● Work to do
Please copy the material word for word, from its first line through the line containing "legend-label: Średnia w", with both of those lines included.

● Given entries
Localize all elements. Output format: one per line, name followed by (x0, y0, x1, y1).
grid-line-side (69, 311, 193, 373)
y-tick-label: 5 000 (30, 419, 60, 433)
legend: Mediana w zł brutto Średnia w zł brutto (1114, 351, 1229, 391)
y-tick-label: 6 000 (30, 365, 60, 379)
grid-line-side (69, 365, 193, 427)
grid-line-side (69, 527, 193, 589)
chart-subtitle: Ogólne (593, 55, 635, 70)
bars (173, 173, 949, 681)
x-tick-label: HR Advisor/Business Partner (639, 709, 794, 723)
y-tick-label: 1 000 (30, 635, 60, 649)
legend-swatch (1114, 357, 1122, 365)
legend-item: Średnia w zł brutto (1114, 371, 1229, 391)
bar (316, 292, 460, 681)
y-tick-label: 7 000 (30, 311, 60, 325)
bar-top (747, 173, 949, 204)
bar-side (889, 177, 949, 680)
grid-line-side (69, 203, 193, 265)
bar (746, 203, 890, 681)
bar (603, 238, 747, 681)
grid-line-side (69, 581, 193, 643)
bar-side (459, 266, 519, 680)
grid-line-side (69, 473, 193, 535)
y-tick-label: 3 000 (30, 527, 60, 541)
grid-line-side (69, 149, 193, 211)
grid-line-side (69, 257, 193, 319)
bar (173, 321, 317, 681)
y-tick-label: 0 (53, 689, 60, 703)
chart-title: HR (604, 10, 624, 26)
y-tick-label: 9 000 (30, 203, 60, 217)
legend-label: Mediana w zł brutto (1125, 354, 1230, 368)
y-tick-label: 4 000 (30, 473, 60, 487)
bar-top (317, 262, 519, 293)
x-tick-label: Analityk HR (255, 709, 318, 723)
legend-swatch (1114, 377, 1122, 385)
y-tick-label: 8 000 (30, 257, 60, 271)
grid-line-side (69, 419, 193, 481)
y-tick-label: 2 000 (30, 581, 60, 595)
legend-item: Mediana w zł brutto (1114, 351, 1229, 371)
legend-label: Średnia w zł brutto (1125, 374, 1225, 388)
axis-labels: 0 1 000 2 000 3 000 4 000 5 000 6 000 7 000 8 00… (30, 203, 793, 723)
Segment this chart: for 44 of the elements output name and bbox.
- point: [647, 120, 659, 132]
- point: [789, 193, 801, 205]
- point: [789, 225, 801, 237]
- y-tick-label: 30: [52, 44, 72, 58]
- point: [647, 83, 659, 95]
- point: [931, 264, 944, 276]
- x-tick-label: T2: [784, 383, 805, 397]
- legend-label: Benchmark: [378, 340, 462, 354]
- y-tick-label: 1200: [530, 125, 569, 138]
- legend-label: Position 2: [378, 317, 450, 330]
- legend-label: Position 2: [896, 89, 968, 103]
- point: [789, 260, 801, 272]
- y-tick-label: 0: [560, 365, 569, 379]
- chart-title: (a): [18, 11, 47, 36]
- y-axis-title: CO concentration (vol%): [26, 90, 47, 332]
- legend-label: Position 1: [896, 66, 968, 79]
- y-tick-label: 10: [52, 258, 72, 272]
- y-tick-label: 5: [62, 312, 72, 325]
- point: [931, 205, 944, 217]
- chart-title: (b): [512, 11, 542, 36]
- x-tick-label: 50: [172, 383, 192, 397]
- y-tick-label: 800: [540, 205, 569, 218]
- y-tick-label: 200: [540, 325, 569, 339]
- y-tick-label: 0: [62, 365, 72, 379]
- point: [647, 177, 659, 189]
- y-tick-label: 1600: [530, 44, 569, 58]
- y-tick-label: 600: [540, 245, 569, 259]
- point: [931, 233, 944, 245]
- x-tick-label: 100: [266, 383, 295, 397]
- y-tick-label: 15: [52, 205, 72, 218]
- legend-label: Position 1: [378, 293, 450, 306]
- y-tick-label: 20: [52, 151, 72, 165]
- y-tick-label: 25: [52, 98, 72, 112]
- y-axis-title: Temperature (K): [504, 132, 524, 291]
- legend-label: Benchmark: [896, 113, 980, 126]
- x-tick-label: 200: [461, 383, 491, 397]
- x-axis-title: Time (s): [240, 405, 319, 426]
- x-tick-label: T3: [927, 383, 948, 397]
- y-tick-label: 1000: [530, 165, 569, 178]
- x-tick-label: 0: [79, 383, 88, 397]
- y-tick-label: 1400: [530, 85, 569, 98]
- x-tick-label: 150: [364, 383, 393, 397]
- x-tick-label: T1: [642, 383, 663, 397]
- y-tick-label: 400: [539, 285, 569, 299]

● Solved problem
Localize all elements. Output format: one per line, name followed by (x0, y0, x1, y1).
grid-line-side (69, 311, 193, 373)
y-tick-label: 5 000 (30, 419, 60, 433)
legend: Mediana w zł brutto Średnia w zł brutto (1114, 351, 1229, 391)
y-tick-label: 6 000 (30, 365, 60, 379)
grid-line-side (69, 365, 193, 427)
grid-line-side (69, 527, 193, 589)
chart-subtitle: Ogólne (593, 55, 635, 70)
bars (173, 173, 949, 681)
x-tick-label: HR Advisor/Business Partner (639, 709, 794, 723)
y-tick-label: 1 000 (30, 635, 60, 649)
legend-swatch (1114, 357, 1122, 365)
legend-item: Średnia w zł brutto (1114, 371, 1229, 391)
bar (316, 292, 460, 681)
y-tick-label: 7 000 (30, 311, 60, 325)
bar-top (747, 173, 949, 204)
bar-side (889, 177, 949, 680)
grid-line-side (69, 203, 193, 265)
bar (746, 203, 890, 681)
bar (603, 238, 747, 681)
grid-line-side (69, 581, 193, 643)
bar-side (459, 266, 519, 680)
grid-line-side (69, 473, 193, 535)
y-tick-label: 3 000 (30, 527, 60, 541)
grid-line-side (69, 149, 193, 211)
grid-line-side (69, 257, 193, 319)
bar (173, 321, 317, 681)
y-tick-label: 0 (53, 689, 60, 703)
chart-title: HR (604, 10, 624, 26)
y-tick-label: 9 000 (30, 203, 60, 217)
legend-label: Mediana w zł brutto (1125, 354, 1230, 368)
y-tick-label: 4 000 (30, 473, 60, 487)
bar-top (317, 262, 519, 293)
x-tick-label: Analityk HR (255, 709, 318, 723)
legend-swatch (1114, 377, 1122, 385)
y-tick-label: 8 000 (30, 257, 60, 271)
grid-line-side (69, 419, 193, 481)
y-tick-label: 2 000 (30, 581, 60, 595)
legend-item: Mediana w zł brutto (1114, 351, 1229, 371)
legend-label: Średnia w zł brutto (1125, 374, 1225, 388)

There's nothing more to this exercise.